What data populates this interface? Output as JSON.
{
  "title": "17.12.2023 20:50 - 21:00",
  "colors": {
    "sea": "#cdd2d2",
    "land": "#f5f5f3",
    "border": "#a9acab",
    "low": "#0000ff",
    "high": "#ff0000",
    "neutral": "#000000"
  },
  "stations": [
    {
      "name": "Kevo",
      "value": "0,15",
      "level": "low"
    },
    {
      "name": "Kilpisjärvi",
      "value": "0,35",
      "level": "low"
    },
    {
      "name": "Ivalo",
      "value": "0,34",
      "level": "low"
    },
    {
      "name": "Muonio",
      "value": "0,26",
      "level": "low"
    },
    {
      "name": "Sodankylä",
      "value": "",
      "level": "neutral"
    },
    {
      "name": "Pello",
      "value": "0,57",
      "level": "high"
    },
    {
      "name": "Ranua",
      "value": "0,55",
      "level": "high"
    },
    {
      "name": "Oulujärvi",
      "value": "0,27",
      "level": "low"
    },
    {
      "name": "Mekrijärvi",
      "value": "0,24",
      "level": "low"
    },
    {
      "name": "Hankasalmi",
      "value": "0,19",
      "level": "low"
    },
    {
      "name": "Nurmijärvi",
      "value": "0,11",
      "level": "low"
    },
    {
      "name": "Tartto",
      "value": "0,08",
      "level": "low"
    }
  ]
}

** DIRECTIONS FOR THIS TASK **
Tally the lines of the material above that contain the word "name" and report the total alone.

** RESPONSE TO THIS TASK **
12